| Instructions to follow |
Make an exact copy of the records, with the pictures left out.

***

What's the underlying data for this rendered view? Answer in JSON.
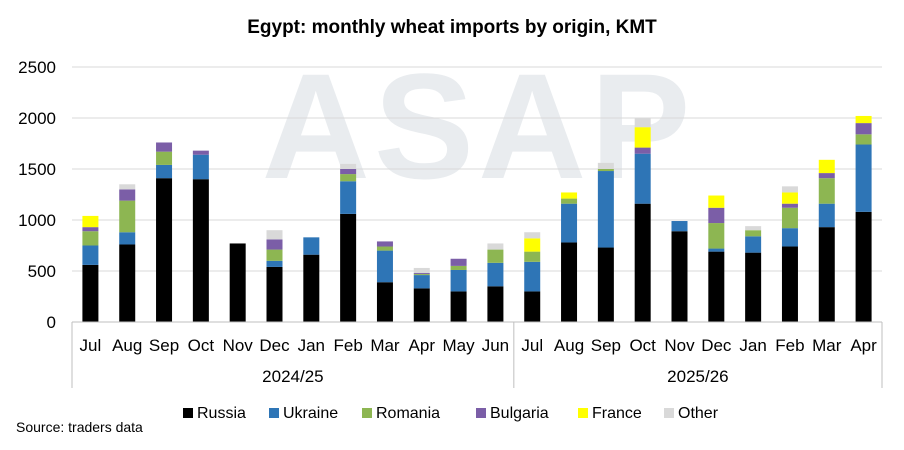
{
  "chart_data": {
    "type": "bar",
    "stacked": true,
    "title": "Egypt: monthly wheat imports by origin, KMT",
    "xlabel": "",
    "ylabel": "",
    "ylim": [
      0,
      2500
    ],
    "yticks": [
      0,
      500,
      1000,
      1500,
      2000,
      2500
    ],
    "grid": true,
    "legend_position": "bottom",
    "categories": [
      "Jul",
      "Aug",
      "Sep",
      "Oct",
      "Nov",
      "Dec",
      "Jan",
      "Feb",
      "Mar",
      "Apr",
      "May",
      "Jun",
      "Jul",
      "Aug",
      "Sep",
      "Oct",
      "Nov",
      "Dec",
      "Jan",
      "Feb",
      "Mar",
      "Apr"
    ],
    "groups": [
      {
        "label": "2024/25",
        "count": 12
      },
      {
        "label": "2025/26",
        "count": 10
      }
    ],
    "series": [
      {
        "name": "Russia",
        "color": "#000000",
        "values": [
          560,
          760,
          1410,
          1400,
          770,
          540,
          660,
          1060,
          390,
          330,
          300,
          350,
          300,
          780,
          730,
          1160,
          890,
          690,
          680,
          740,
          930,
          1080
        ]
      },
      {
        "name": "Ukraine",
        "color": "#2e75b6",
        "values": [
          190,
          120,
          130,
          240,
          0,
          60,
          170,
          320,
          310,
          130,
          210,
          230,
          290,
          380,
          750,
          490,
          100,
          30,
          160,
          180,
          230,
          660
        ]
      },
      {
        "name": "Romania",
        "color": "#8db652",
        "values": [
          140,
          310,
          130,
          0,
          0,
          110,
          0,
          70,
          40,
          10,
          40,
          130,
          100,
          50,
          20,
          0,
          0,
          250,
          60,
          200,
          250,
          100
        ]
      },
      {
        "name": "Bulgaria",
        "color": "#7b5ea7",
        "values": [
          40,
          110,
          90,
          40,
          0,
          100,
          0,
          50,
          50,
          10,
          70,
          0,
          0,
          0,
          0,
          60,
          0,
          150,
          0,
          40,
          50,
          110
        ]
      },
      {
        "name": "France",
        "color": "#ffff00",
        "values": [
          110,
          0,
          0,
          0,
          0,
          0,
          0,
          0,
          0,
          0,
          0,
          0,
          130,
          60,
          0,
          200,
          0,
          120,
          0,
          110,
          130,
          70
        ]
      },
      {
        "name": "Other",
        "color": "#d9d9d9",
        "values": [
          0,
          50,
          0,
          0,
          0,
          90,
          0,
          50,
          0,
          50,
          0,
          60,
          60,
          0,
          60,
          90,
          0,
          0,
          40,
          60,
          0,
          0
        ]
      }
    ],
    "source": "Source: traders data",
    "watermark": "ASAP"
  }
}
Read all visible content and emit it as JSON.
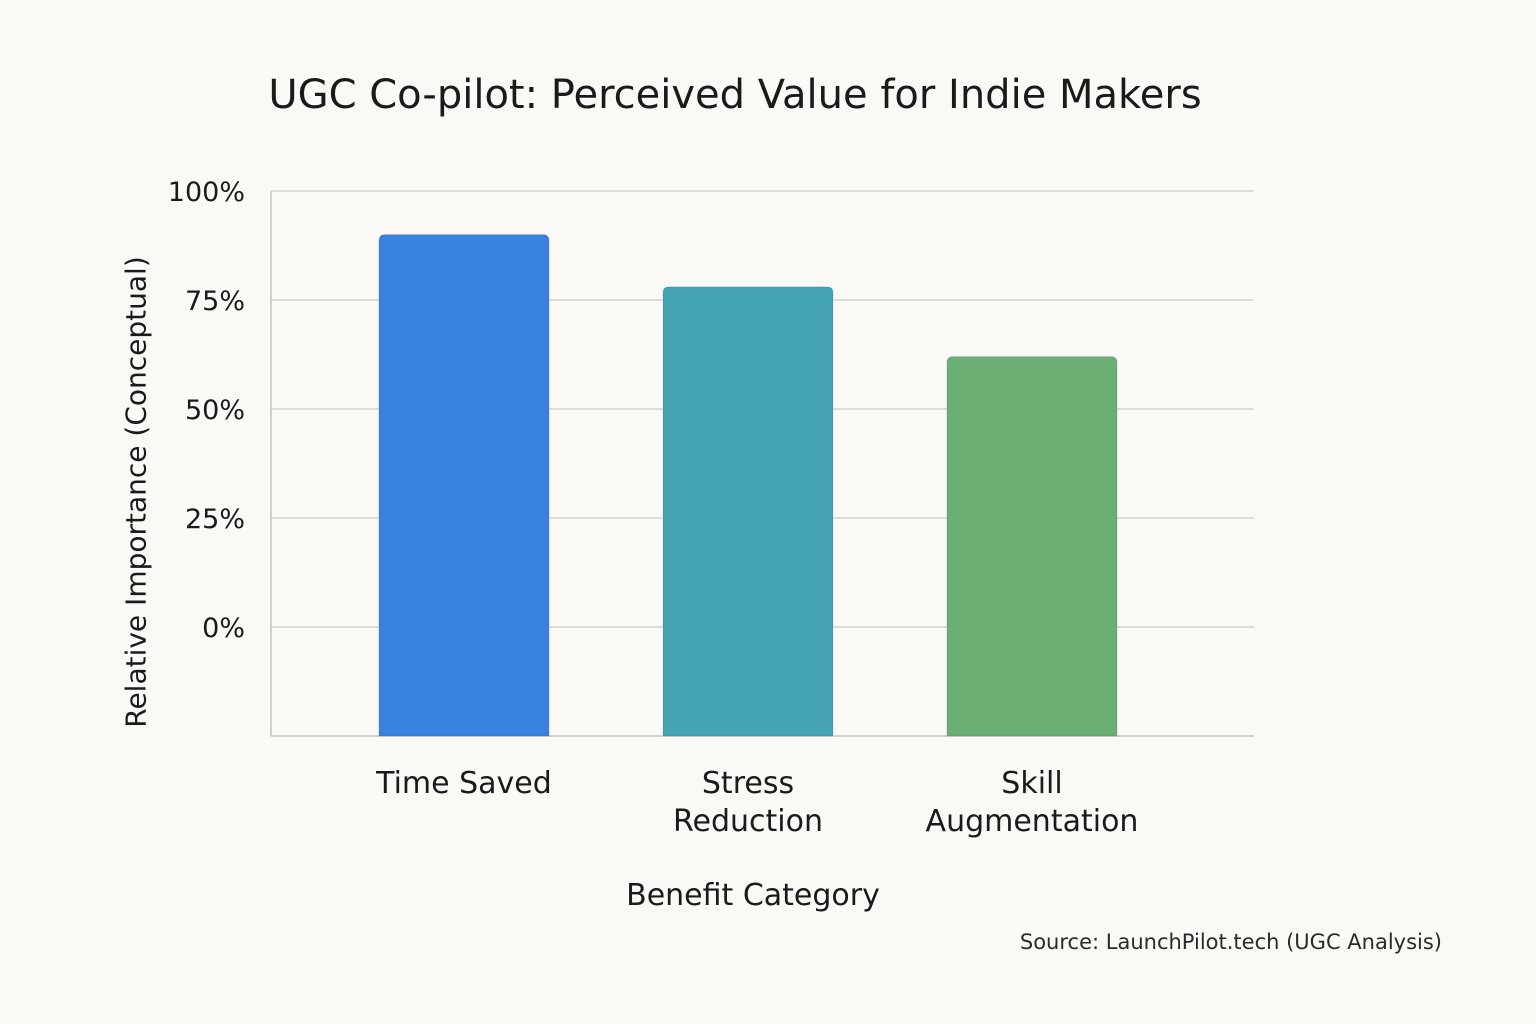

***

| Solution to the problem |
What's the underlying data for this rendered view? Answer in JSON.
{
  "chart_data": {
    "type": "bar",
    "stacked": true,
    "title": "Egypt: monthly wheat imports by origin, KMT",
    "xlabel": "",
    "ylabel": "",
    "ylim": [
      0,
      2500
    ],
    "yticks": [
      0,
      500,
      1000,
      1500,
      2000,
      2500
    ],
    "grid": true,
    "legend_position": "bottom",
    "categories": [
      "Jul",
      "Aug",
      "Sep",
      "Oct",
      "Nov",
      "Dec",
      "Jan",
      "Feb",
      "Mar",
      "Apr",
      "May",
      "Jun",
      "Jul",
      "Aug",
      "Sep",
      "Oct",
      "Nov",
      "Dec",
      "Jan",
      "Feb",
      "Mar",
      "Apr"
    ],
    "groups": [
      {
        "label": "2024/25",
        "count": 12
      },
      {
        "label": "2025/26",
        "count": 10
      }
    ],
    "series": [
      {
        "name": "Russia",
        "color": "#000000",
        "values": [
          560,
          760,
          1410,
          1400,
          770,
          540,
          660,
          1060,
          390,
          330,
          300,
          350,
          300,
          780,
          730,
          1160,
          890,
          690,
          680,
          740,
          930,
          1080
        ]
      },
      {
        "name": "Ukraine",
        "color": "#2e75b6",
        "values": [
          190,
          120,
          130,
          240,
          0,
          60,
          170,
          320,
          310,
          130,
          210,
          230,
          290,
          380,
          750,
          490,
          100,
          30,
          160,
          180,
          230,
          660
        ]
      },
      {
        "name": "Romania",
        "color": "#8db652",
        "values": [
          140,
          310,
          130,
          0,
          0,
          110,
          0,
          70,
          40,
          10,
          40,
          130,
          100,
          50,
          20,
          0,
          0,
          250,
          60,
          200,
          250,
          100
        ]
      },
      {
        "name": "Bulgaria",
        "color": "#7b5ea7",
        "values": [
          40,
          110,
          90,
          40,
          0,
          100,
          0,
          50,
          50,
          10,
          70,
          0,
          0,
          0,
          0,
          60,
          0,
          150,
          0,
          40,
          50,
          110
        ]
      },
      {
        "name": "France",
        "color": "#ffff00",
        "values": [
          110,
          0,
          0,
          0,
          0,
          0,
          0,
          0,
          0,
          0,
          0,
          0,
          130,
          60,
          0,
          200,
          0,
          120,
          0,
          110,
          130,
          70
        ]
      },
      {
        "name": "Other",
        "color": "#d9d9d9",
        "values": [
          0,
          50,
          0,
          0,
          0,
          90,
          0,
          50,
          0,
          50,
          0,
          60,
          60,
          0,
          60,
          90,
          0,
          0,
          40,
          60,
          0,
          0
        ]
      }
    ],
    "source": "Source: traders data",
    "watermark": "ASAP"
  }
}
Read all visible content and emit it as JSON.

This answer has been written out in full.